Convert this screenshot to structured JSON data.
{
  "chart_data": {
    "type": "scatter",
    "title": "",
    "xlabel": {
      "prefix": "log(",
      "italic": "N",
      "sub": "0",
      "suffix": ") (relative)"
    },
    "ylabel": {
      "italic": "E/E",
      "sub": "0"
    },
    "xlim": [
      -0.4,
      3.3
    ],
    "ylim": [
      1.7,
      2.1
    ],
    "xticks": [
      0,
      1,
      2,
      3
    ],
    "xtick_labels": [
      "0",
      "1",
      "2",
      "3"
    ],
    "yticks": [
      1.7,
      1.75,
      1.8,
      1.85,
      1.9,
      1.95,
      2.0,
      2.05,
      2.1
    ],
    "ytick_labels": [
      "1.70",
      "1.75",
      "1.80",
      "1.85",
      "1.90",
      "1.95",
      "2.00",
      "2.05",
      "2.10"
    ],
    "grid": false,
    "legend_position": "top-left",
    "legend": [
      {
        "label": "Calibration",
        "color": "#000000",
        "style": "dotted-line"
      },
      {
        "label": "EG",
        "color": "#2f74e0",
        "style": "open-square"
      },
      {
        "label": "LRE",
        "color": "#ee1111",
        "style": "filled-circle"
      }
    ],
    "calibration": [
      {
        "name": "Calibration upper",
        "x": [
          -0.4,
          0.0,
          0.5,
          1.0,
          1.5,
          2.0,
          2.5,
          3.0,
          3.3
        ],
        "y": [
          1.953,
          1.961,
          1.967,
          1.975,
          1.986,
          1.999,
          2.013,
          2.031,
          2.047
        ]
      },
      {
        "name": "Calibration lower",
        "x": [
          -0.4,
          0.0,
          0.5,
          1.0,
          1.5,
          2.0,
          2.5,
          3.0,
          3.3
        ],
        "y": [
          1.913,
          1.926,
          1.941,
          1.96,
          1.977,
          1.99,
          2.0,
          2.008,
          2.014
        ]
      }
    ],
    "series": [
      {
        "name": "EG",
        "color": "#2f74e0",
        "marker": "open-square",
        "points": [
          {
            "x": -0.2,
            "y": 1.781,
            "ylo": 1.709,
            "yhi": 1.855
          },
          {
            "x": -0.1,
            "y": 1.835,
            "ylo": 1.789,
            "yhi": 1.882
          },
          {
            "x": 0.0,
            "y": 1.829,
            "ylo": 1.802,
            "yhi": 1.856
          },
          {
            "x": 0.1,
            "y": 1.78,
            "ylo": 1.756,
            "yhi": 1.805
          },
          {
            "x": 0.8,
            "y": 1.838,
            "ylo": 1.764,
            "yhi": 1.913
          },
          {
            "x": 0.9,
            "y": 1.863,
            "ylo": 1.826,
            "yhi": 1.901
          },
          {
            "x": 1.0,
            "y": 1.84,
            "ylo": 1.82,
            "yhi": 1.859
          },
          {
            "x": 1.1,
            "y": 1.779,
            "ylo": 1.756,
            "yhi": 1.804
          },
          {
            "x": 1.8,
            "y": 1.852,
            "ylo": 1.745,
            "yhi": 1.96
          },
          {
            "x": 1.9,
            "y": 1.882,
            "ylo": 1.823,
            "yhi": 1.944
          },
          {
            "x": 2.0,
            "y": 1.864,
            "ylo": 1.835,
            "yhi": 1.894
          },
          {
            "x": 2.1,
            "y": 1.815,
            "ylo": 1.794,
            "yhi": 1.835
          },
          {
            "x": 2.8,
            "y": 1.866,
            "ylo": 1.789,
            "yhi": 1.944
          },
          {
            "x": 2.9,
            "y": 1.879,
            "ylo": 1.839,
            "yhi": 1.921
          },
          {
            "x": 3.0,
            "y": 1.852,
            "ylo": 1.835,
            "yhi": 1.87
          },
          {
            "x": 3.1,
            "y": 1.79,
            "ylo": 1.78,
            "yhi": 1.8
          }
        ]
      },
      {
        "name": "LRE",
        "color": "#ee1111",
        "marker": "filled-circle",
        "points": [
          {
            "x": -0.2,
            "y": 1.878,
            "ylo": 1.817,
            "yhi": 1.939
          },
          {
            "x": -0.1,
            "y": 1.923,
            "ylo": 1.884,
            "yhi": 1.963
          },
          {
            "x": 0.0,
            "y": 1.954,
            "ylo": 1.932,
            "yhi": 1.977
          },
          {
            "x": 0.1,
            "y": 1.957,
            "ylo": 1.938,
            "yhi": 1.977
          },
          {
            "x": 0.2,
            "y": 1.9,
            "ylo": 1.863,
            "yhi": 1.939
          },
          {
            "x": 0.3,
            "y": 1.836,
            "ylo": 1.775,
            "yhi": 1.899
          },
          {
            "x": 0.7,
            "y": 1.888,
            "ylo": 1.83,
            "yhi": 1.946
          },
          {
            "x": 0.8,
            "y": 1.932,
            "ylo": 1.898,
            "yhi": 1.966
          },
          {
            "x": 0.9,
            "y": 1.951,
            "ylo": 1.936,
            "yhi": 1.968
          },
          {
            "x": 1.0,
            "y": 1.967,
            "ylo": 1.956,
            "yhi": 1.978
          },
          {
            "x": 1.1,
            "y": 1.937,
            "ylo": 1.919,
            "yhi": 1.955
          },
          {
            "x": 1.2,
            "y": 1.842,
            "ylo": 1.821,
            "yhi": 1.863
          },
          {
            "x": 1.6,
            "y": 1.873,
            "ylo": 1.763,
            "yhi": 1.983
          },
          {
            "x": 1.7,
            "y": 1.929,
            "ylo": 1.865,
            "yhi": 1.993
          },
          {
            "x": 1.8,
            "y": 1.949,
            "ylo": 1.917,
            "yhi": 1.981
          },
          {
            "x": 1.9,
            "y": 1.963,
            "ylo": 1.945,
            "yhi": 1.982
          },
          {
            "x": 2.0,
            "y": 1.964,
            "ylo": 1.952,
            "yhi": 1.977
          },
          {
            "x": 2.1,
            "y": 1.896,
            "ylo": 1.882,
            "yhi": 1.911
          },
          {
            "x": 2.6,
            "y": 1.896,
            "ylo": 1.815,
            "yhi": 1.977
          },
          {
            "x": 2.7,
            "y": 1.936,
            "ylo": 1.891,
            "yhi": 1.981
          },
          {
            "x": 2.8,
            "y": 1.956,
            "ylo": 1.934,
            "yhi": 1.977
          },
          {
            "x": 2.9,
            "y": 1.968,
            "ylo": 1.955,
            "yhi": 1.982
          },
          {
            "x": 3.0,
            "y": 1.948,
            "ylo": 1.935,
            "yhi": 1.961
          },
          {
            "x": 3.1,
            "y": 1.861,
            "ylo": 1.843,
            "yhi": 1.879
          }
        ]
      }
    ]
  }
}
▬▬▬
◆ Instructions to follow:
Above are some records; extract every one of them exactly.

◆ Solution to the exercise:
Convert this screenshot to structured JSON data.
{
  "chart_data": {
    "type": "scatter",
    "title": "",
    "xlabel": {
      "prefix": "log(",
      "italic": "N",
      "sub": "0",
      "suffix": ") (relative)"
    },
    "ylabel": {
      "italic": "E/E",
      "sub": "0"
    },
    "xlim": [
      -0.4,
      3.3
    ],
    "ylim": [
      1.7,
      2.1
    ],
    "xticks": [
      0,
      1,
      2,
      3
    ],
    "xtick_labels": [
      "0",
      "1",
      "2",
      "3"
    ],
    "yticks": [
      1.7,
      1.75,
      1.8,
      1.85,
      1.9,
      1.95,
      2.0,
      2.05,
      2.1
    ],
    "ytick_labels": [
      "1.70",
      "1.75",
      "1.80",
      "1.85",
      "1.90",
      "1.95",
      "2.00",
      "2.05",
      "2.10"
    ],
    "grid": false,
    "legend_position": "top-left",
    "legend": [
      {
        "label": "Calibration",
        "color": "#000000",
        "style": "dotted-line"
      },
      {
        "label": "EG",
        "color": "#2f74e0",
        "style": "open-square"
      },
      {
        "label": "LRE",
        "color": "#ee1111",
        "style": "filled-circle"
      }
    ],
    "calibration": [
      {
        "name": "Calibration upper",
        "x": [
          -0.4,
          0.0,
          0.5,
          1.0,
          1.5,
          2.0,
          2.5,
          3.0,
          3.3
        ],
        "y": [
          1.953,
          1.961,
          1.967,
          1.975,
          1.986,
          1.999,
          2.013,
          2.031,
          2.047
        ]
      },
      {
        "name": "Calibration lower",
        "x": [
          -0.4,
          0.0,
          0.5,
          1.0,
          1.5,
          2.0,
          2.5,
          3.0,
          3.3
        ],
        "y": [
          1.913,
          1.926,
          1.941,
          1.96,
          1.977,
          1.99,
          2.0,
          2.008,
          2.014
        ]
      }
    ],
    "series": [
      {
        "name": "EG",
        "color": "#2f74e0",
        "marker": "open-square",
        "points": [
          {
            "x": -0.2,
            "y": 1.781,
            "ylo": 1.709,
            "yhi": 1.855
          },
          {
            "x": -0.1,
            "y": 1.835,
            "ylo": 1.789,
            "yhi": 1.882
          },
          {
            "x": 0.0,
            "y": 1.829,
            "ylo": 1.802,
            "yhi": 1.856
          },
          {
            "x": 0.1,
            "y": 1.78,
            "ylo": 1.756,
            "yhi": 1.805
          },
          {
            "x": 0.8,
            "y": 1.838,
            "ylo": 1.764,
            "yhi": 1.913
          },
          {
            "x": 0.9,
            "y": 1.863,
            "ylo": 1.826,
            "yhi": 1.901
          },
          {
            "x": 1.0,
            "y": 1.84,
            "ylo": 1.82,
            "yhi": 1.859
          },
          {
            "x": 1.1,
            "y": 1.779,
            "ylo": 1.756,
            "yhi": 1.804
          },
          {
            "x": 1.8,
            "y": 1.852,
            "ylo": 1.745,
            "yhi": 1.96
          },
          {
            "x": 1.9,
            "y": 1.882,
            "ylo": 1.823,
            "yhi": 1.944
          },
          {
            "x": 2.0,
            "y": 1.864,
            "ylo": 1.835,
            "yhi": 1.894
          },
          {
            "x": 2.1,
            "y": 1.815,
            "ylo": 1.794,
            "yhi": 1.835
          },
          {
            "x": 2.8,
            "y": 1.866,
            "ylo": 1.789,
            "yhi": 1.944
          },
          {
            "x": 2.9,
            "y": 1.879,
            "ylo": 1.839,
            "yhi": 1.921
          },
          {
            "x": 3.0,
            "y": 1.852,
            "ylo": 1.835,
            "yhi": 1.87
          },
          {
            "x": 3.1,
            "y": 1.79,
            "ylo": 1.78,
            "yhi": 1.8
          }
        ]
      },
      {
        "name": "LRE",
        "color": "#ee1111",
        "marker": "filled-circle",
        "points": [
          {
            "x": -0.2,
            "y": 1.878,
            "ylo": 1.817,
            "yhi": 1.939
          },
          {
            "x": -0.1,
            "y": 1.923,
            "ylo": 1.884,
            "yhi": 1.963
          },
          {
            "x": 0.0,
            "y": 1.954,
            "ylo": 1.932,
            "yhi": 1.977
          },
          {
            "x": 0.1,
            "y": 1.957,
            "ylo": 1.938,
            "yhi": 1.977
          },
          {
            "x": 0.2,
            "y": 1.9,
            "ylo": 1.863,
            "yhi": 1.939
          },
          {
            "x": 0.3,
            "y": 1.836,
            "ylo": 1.775,
            "yhi": 1.899
          },
          {
            "x": 0.7,
            "y": 1.888,
            "ylo": 1.83,
            "yhi": 1.946
          },
          {
            "x": 0.8,
            "y": 1.932,
            "ylo": 1.898,
            "yhi": 1.966
          },
          {
            "x": 0.9,
            "y": 1.951,
            "ylo": 1.936,
            "yhi": 1.968
          },
          {
            "x": 1.0,
            "y": 1.967,
            "ylo": 1.956,
            "yhi": 1.978
          },
          {
            "x": 1.1,
            "y": 1.937,
            "ylo": 1.919,
            "yhi": 1.955
          },
          {
            "x": 1.2,
            "y": 1.842,
            "ylo": 1.821,
            "yhi": 1.863
          },
          {
            "x": 1.6,
            "y": 1.873,
            "ylo": 1.763,
            "yhi": 1.983
          },
          {
            "x": 1.7,
            "y": 1.929,
            "ylo": 1.865,
            "yhi": 1.993
          },
          {
            "x": 1.8,
            "y": 1.949,
            "ylo": 1.917,
            "yhi": 1.981
          },
          {
            "x": 1.9,
            "y": 1.963,
            "ylo": 1.945,
            "yhi": 1.982
          },
          {
            "x": 2.0,
            "y": 1.964,
            "ylo": 1.952,
            "yhi": 1.977
          },
          {
            "x": 2.1,
            "y": 1.896,
            "ylo": 1.882,
            "yhi": 1.911
          },
          {
            "x": 2.6,
            "y": 1.896,
            "ylo": 1.815,
            "yhi": 1.977
          },
          {
            "x": 2.7,
            "y": 1.936,
            "ylo": 1.891,
            "yhi": 1.981
          },
          {
            "x": 2.8,
            "y": 1.956,
            "ylo": 1.934,
            "yhi": 1.977
          },
          {
            "x": 2.9,
            "y": 1.968,
            "ylo": 1.955,
            "yhi": 1.982
          },
          {
            "x": 3.0,
            "y": 1.948,
            "ylo": 1.935,
            "yhi": 1.961
          },
          {
            "x": 3.1,
            "y": 1.861,
            "ylo": 1.843,
            "yhi": 1.879
          }
        ]
      }
    ]
  }
}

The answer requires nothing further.